_Exercise goal:_
The data must be returned in full and exactly as given.

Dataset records
_____

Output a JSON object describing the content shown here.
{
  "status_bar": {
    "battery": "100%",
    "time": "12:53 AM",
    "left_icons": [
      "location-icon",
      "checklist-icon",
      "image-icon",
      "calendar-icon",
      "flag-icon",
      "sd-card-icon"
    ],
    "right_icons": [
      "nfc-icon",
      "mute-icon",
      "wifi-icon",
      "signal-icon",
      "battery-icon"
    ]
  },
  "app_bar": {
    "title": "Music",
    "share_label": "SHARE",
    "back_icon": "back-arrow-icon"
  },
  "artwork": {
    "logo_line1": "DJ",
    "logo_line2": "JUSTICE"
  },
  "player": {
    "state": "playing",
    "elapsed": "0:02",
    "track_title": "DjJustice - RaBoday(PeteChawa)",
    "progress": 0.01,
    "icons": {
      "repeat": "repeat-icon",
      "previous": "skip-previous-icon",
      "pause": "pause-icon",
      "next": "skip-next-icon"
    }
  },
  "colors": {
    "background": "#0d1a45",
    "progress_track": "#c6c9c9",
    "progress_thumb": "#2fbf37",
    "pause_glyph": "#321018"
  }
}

_____

_Reply to the exercise:_
Output a JSON object describing the content shown here.
{
  "status_bar": {
    "battery": "100%",
    "time": "12:53 AM",
    "left_icons": [
      "location-icon",
      "checklist-icon",
      "image-icon",
      "calendar-icon",
      "flag-icon",
      "sd-card-icon"
    ],
    "right_icons": [
      "nfc-icon",
      "mute-icon",
      "wifi-icon",
      "signal-icon",
      "battery-icon"
    ]
  },
  "app_bar": {
    "title": "Music",
    "share_label": "SHARE",
    "back_icon": "back-arrow-icon"
  },
  "artwork": {
    "logo_line1": "DJ",
    "logo_line2": "JUSTICE"
  },
  "player": {
    "state": "playing",
    "elapsed": "0:02",
    "track_title": "DjJustice - RaBoday(PeteChawa)",
    "progress": 0.01,
    "icons": {
      "repeat": "repeat-icon",
      "previous": "skip-previous-icon",
      "pause": "pause-icon",
      "next": "skip-next-icon"
    }
  },
  "colors": {
    "background": "#0d1a45",
    "progress_track": "#c6c9c9",
    "progress_thumb": "#2fbf37",
    "pause_glyph": "#321018"
  }
}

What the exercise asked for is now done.